───── Stored rows

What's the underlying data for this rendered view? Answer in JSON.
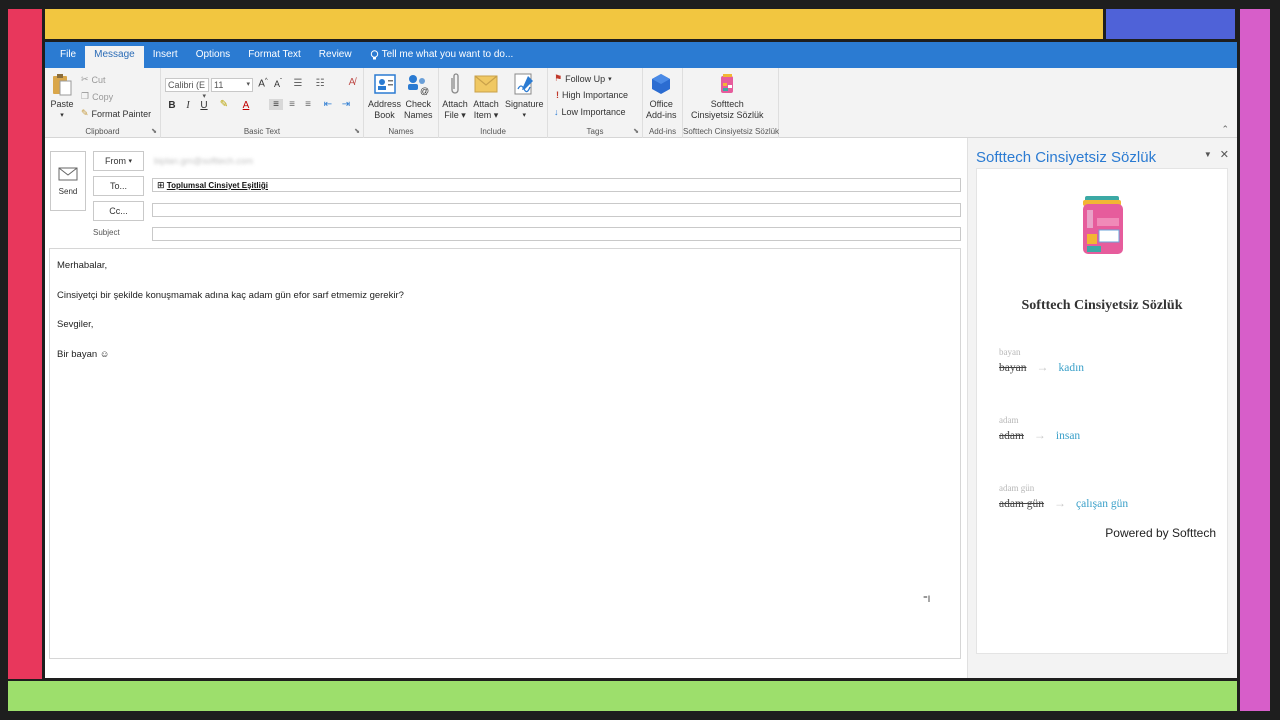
{
  "frame": {
    "left_color": "#e8375c",
    "top_color": "#f2c640",
    "top_right_color": "#4f62d8",
    "right_color": "#d75ec9",
    "bottom_color": "#9ddf6c",
    "accent": "#2b7bd2"
  },
  "menubar": {
    "tabs": [
      "File",
      "Message",
      "Insert",
      "Options",
      "Format Text",
      "Review"
    ],
    "active": "Message",
    "tell_me": "Tell me what you want to do..."
  },
  "ribbon": {
    "clipboard": {
      "paste": "Paste",
      "cut": "Cut",
      "copy": "Copy",
      "format_painter": "Format Painter",
      "label": "Clipboard"
    },
    "basic_text": {
      "font": "Calibri (E",
      "size": "11",
      "label": "Basic Text"
    },
    "names": {
      "address_book_1": "Address",
      "address_book_2": "Book",
      "check_names_1": "Check",
      "check_names_2": "Names",
      "label": "Names"
    },
    "include": {
      "attach_file_1": "Attach",
      "attach_file_2": "File",
      "attach_item_1": "Attach",
      "attach_item_2": "Item",
      "signature": "Signature",
      "label": "Include"
    },
    "tags": {
      "follow_up": "Follow Up",
      "high_importance": "High Importance",
      "low_importance": "Low Importance",
      "label": "Tags"
    },
    "addins": {
      "office_1": "Office",
      "office_2": "Add-ins",
      "label": "Add-ins"
    },
    "softtech": {
      "line1": "Softtech",
      "line2": "Cinsiyetsiz Sözlük",
      "label": "Softtech Cinsiyetsiz Sözlük"
    }
  },
  "compose": {
    "send": "Send",
    "from_label": "From",
    "from_value": "biplan.gm@softtech.com",
    "to_label": "To...",
    "to_value": "Toplumsal Cinsiyet Eşitliği",
    "cc_label": "Cc...",
    "subject_label": "Subject",
    "body": [
      "Merhabalar,",
      "Cinsiyetçi bir şekilde konuşmamak adına kaç adam gün efor sarf etmemiz gerekir?",
      "Sevgiler,",
      "Bir bayan ☺"
    ]
  },
  "pane": {
    "title": "Softtech Cinsiyetsiz Sözlük",
    "card_title": "Softtech Cinsiyetsiz Sözlük",
    "entries": [
      {
        "key": "bayan",
        "old": "bayan",
        "new": "kadın"
      },
      {
        "key": "adam",
        "old": "adam",
        "new": "insan"
      },
      {
        "key": "adam gün",
        "old": "adam gün",
        "new": "çalışan gün"
      }
    ],
    "powered_by": "Powered by Softtech"
  }
}
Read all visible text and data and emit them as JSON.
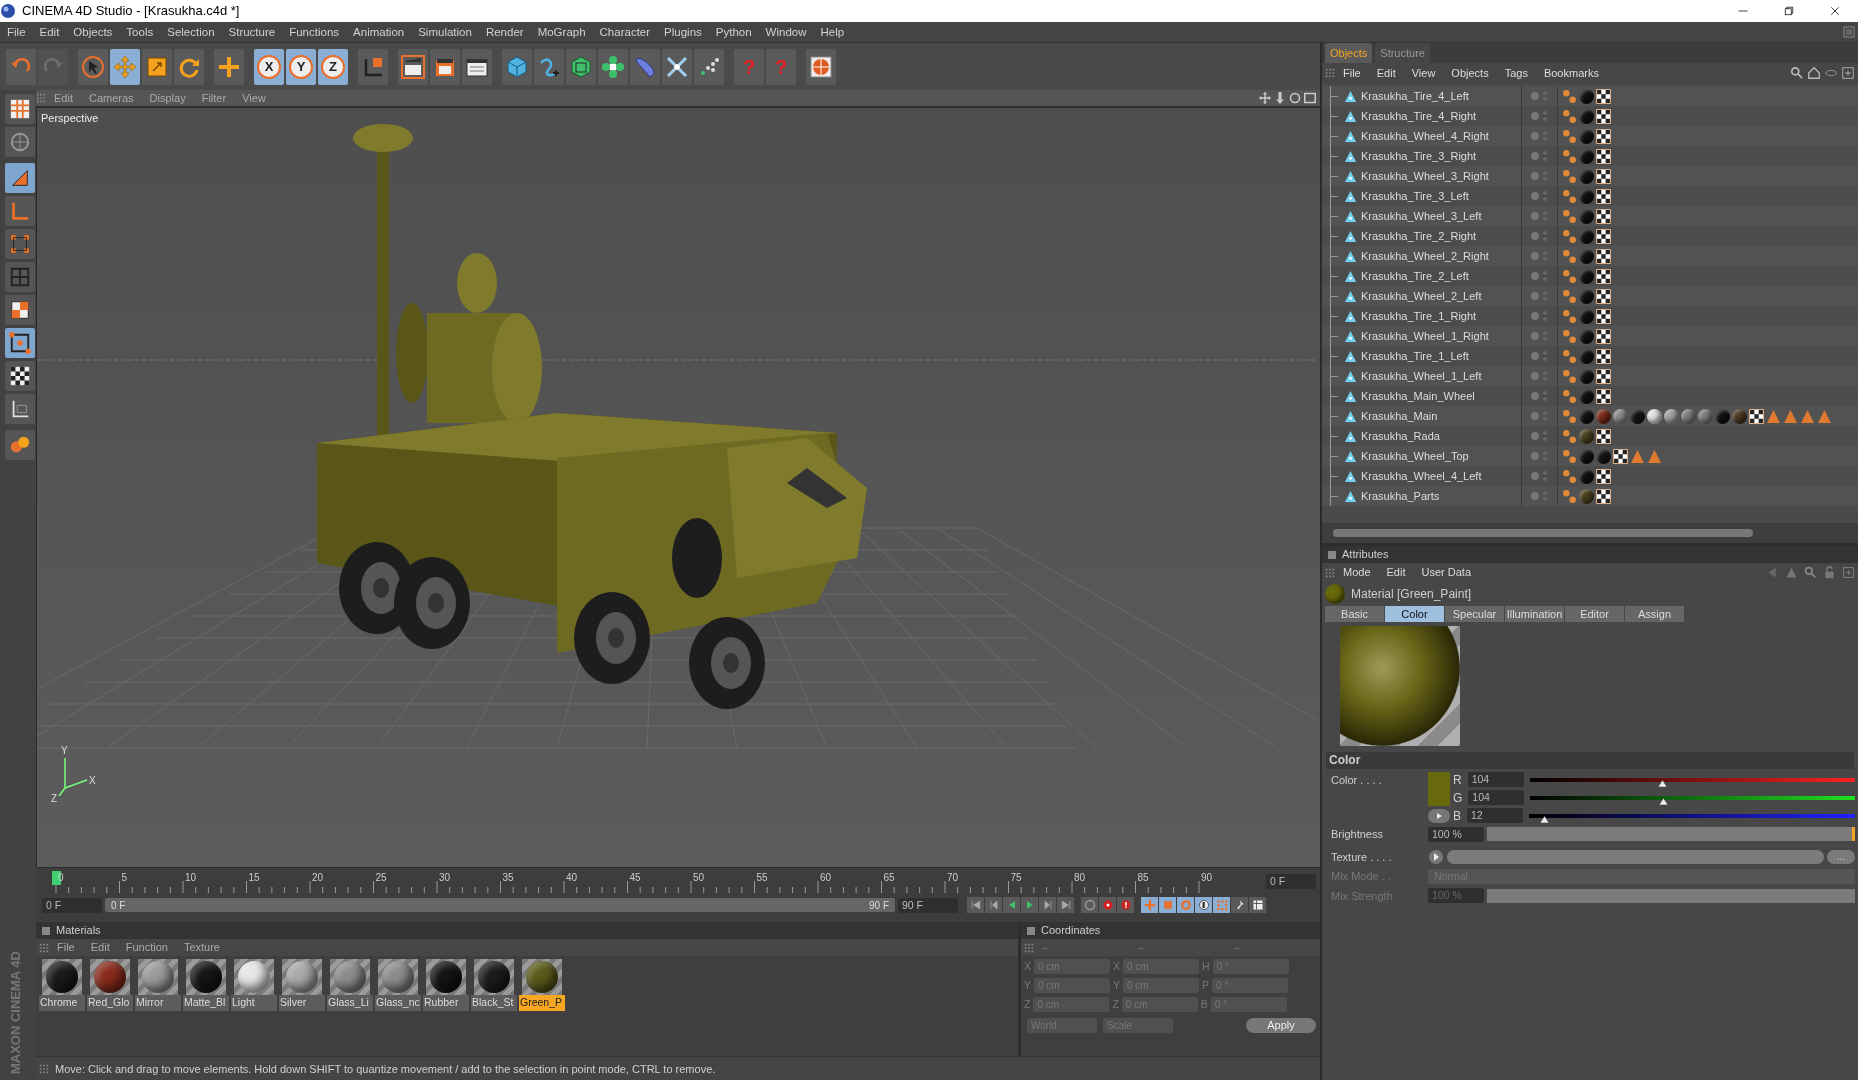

──────────

Check each line of the records above for the string "Sözlük", and report every line that has it.

Answer below =>
      "line2": "Cinsiyetsiz Sözlük",
      "label": "Softtech Cinsiyetsiz Sözlük"
    "title": "Softtech Cinsiyetsiz Sözlük",
    "card_title": "Softtech Cinsiyetsiz Sözlük",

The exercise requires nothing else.